# Records excerpted from a collection
.....

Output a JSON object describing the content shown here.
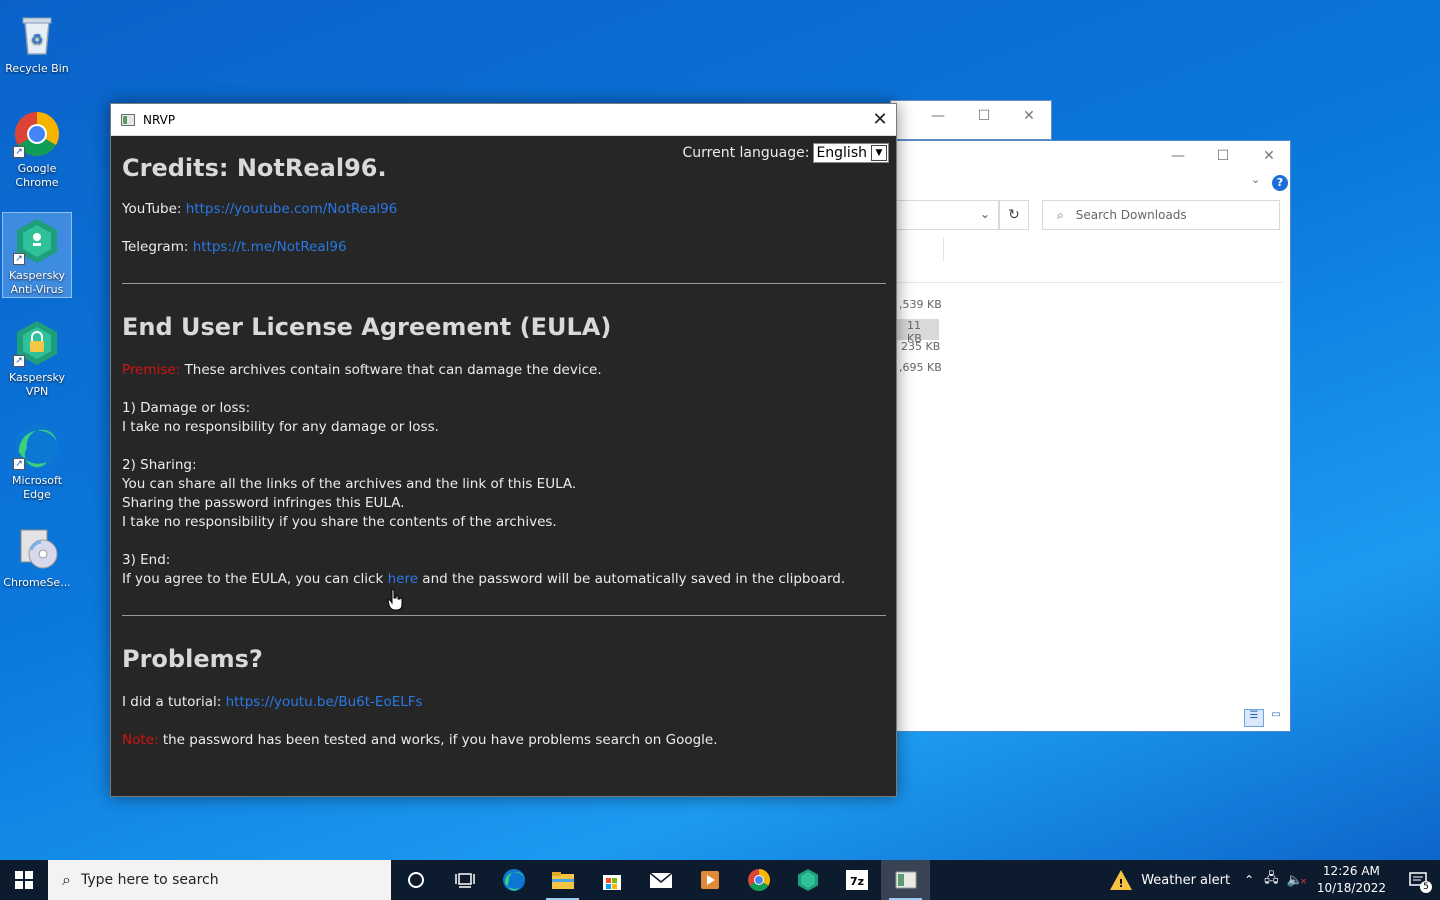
{
  "desktop": {
    "icons": [
      {
        "label": "Recycle Bin"
      },
      {
        "label": "Google Chrome"
      },
      {
        "label": "Kaspersky Anti-Virus"
      },
      {
        "label": "Kaspersky VPN"
      },
      {
        "label": "Microsoft Edge"
      },
      {
        "label": "ChromeSe..."
      }
    ]
  },
  "explorer": {
    "search_placeholder": "Search Downloads",
    "file_sizes": [
      ",539 KB",
      "11 KB",
      "235 KB",
      ",695 KB"
    ]
  },
  "nrvp": {
    "title": "NRVP",
    "language_label": "Current language:",
    "language_value": "English",
    "credits_title": "Credits: NotReal96.",
    "youtube_label": "YouTube:",
    "youtube_link": "https://youtube.com/NotReal96",
    "telegram_label": "Telegram:",
    "telegram_link": "https://t.me/NotReal96",
    "eula_title": "End User License Agreement (EULA)",
    "premise_label": "Premise:",
    "premise_text": "These archives contain software that can damage the device.",
    "s1_title": "1) Damage or loss:",
    "s1_text": "I take no responsibility for any damage or loss.",
    "s2_title": "2) Sharing:",
    "s2_line1": "You can share all the links of the archives and the link of this EULA.",
    "s2_line2": "Sharing the password infringes this EULA.",
    "s2_line3": "I take no responsibility if you share the contents of the archives.",
    "s3_title": "3) End:",
    "s3_pre": "If you agree to the EULA, you can click",
    "s3_link": "here",
    "s3_post": "and the password will be automatically saved in the clipboard.",
    "problems_title": "Problems?",
    "tutorial_label": "I did a tutorial:",
    "tutorial_link": "https://youtu.be/Bu6t-EoELFs",
    "note_label": "Note:",
    "note_text": "the password has been tested and works, if you have problems search on Google."
  },
  "taskbar": {
    "search_placeholder": "Type here to search",
    "weather_label": "Weather alert",
    "time": "12:26 AM",
    "date": "10/18/2022",
    "notification_count": "5"
  }
}
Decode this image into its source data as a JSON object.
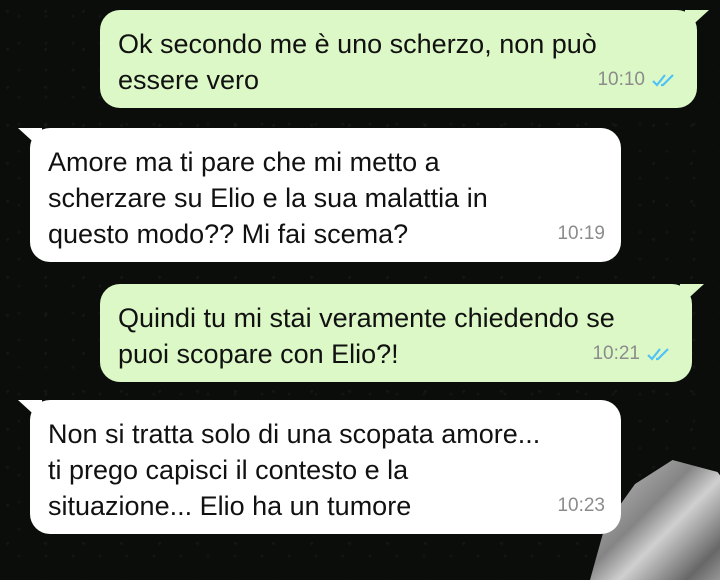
{
  "messages": [
    {
      "direction": "outgoing",
      "text": "Ok secondo me è uno scherzo, non può\nessere vero",
      "time": "10:10",
      "status_icon": "double-check-read-icon"
    },
    {
      "direction": "incoming",
      "text": "Amore ma ti pare che mi metto a\nscherzare su Elio e la sua malattia in\nquesto modo?? Mi fai scema?",
      "time": "10:19"
    },
    {
      "direction": "outgoing",
      "text": "Quindi tu mi stai veramente chiedendo se\npuoi scopare con Elio?!",
      "time": "10:21",
      "status_icon": "double-check-read-icon"
    },
    {
      "direction": "incoming",
      "text": "Non si tratta solo di una scopata amore...\nti prego capisci il contesto e la\nsituazione... Elio ha un tumore",
      "time": "10:23"
    }
  ],
  "colors": {
    "outgoing_bubble": "#dcf8c6",
    "incoming_bubble": "#ffffff",
    "read_tick": "#4fc3f7",
    "background": "#0b0d0b"
  }
}
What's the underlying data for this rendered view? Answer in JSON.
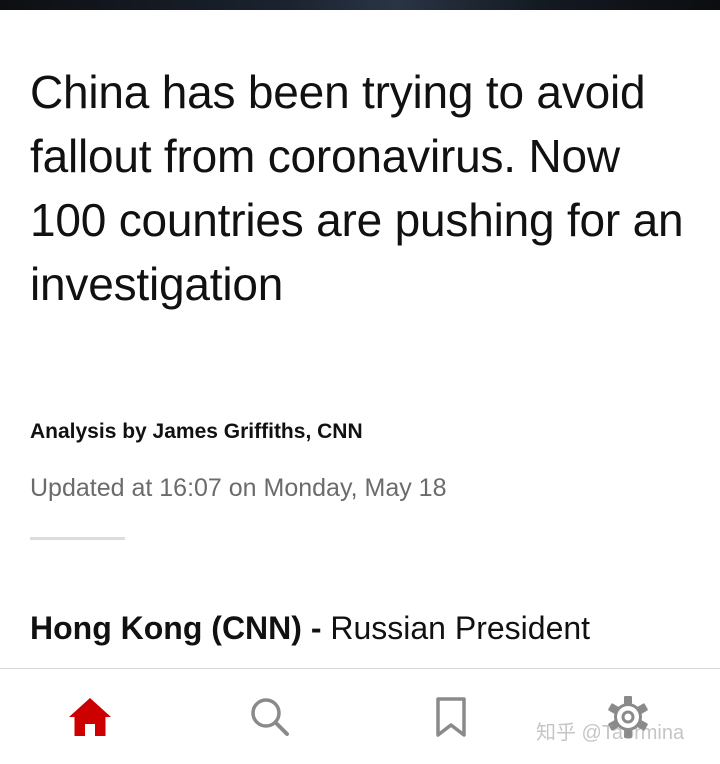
{
  "article": {
    "headline": "China has been trying to avoid fallout from coronavirus. Now 100 countries are pushing for an investigation",
    "byline": "Analysis by James Griffiths, CNN",
    "updated": "Updated at 16:07 on Monday, May 18",
    "lead_dateline": "Hong Kong  (CNN) - ",
    "lead_text": "Russian President"
  },
  "nav": {
    "items": [
      {
        "id": "home",
        "icon": "home-icon",
        "active": true
      },
      {
        "id": "search",
        "icon": "search-icon",
        "active": false
      },
      {
        "id": "bookmarks",
        "icon": "bookmark-icon",
        "active": false
      },
      {
        "id": "settings",
        "icon": "gear-icon",
        "active": false
      }
    ]
  },
  "watermark": "知乎 @Taormina",
  "colors": {
    "accent": "#cc0000",
    "icon_inactive": "#8a8a8a",
    "meta_text": "#6b6b6b"
  }
}
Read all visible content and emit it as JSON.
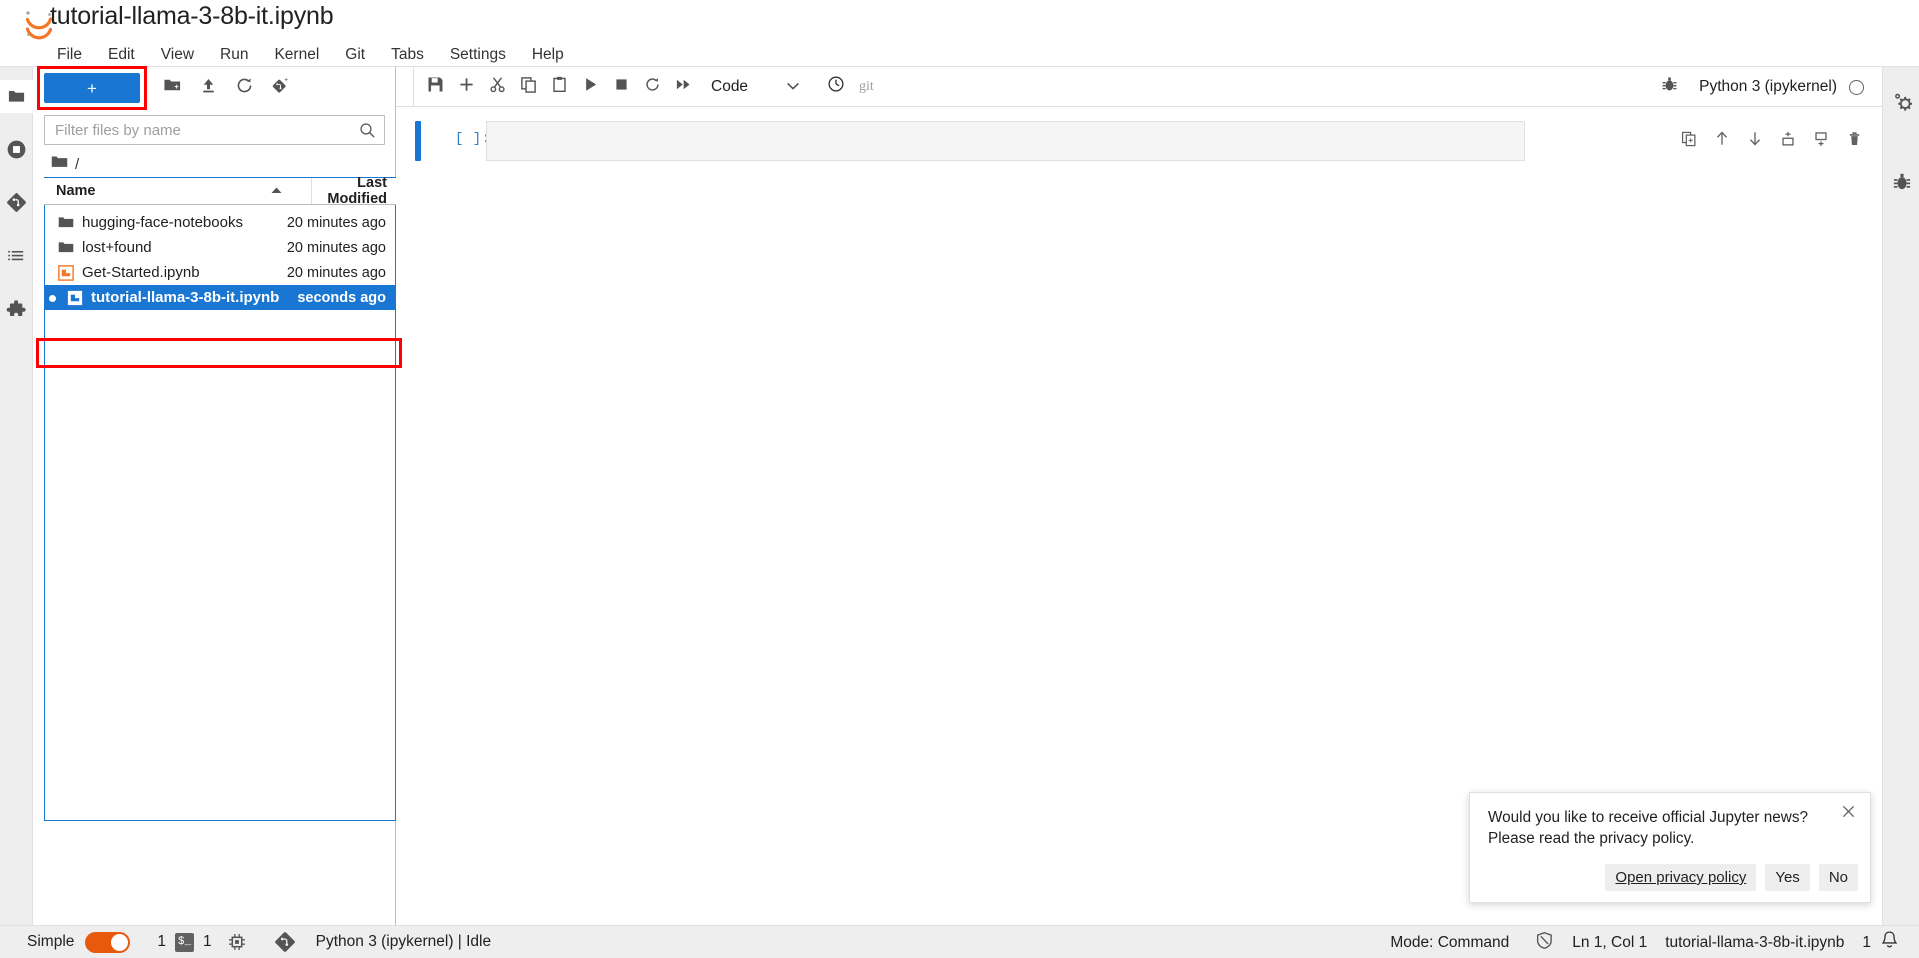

.....

# WORK TO COMPLETE
In the lines above, find each one with "EULA" and list it.

# EXPECTED OUTPUT
    "eula_title": "End User License Agreement (EULA)",
    "s2_line1": "You can share all the links of the archives and the link of this EULA.",
    "s2_line2": "Sharing the password infringes this EULA.",
    "s3_pre": "If you agree to the EULA, you can click",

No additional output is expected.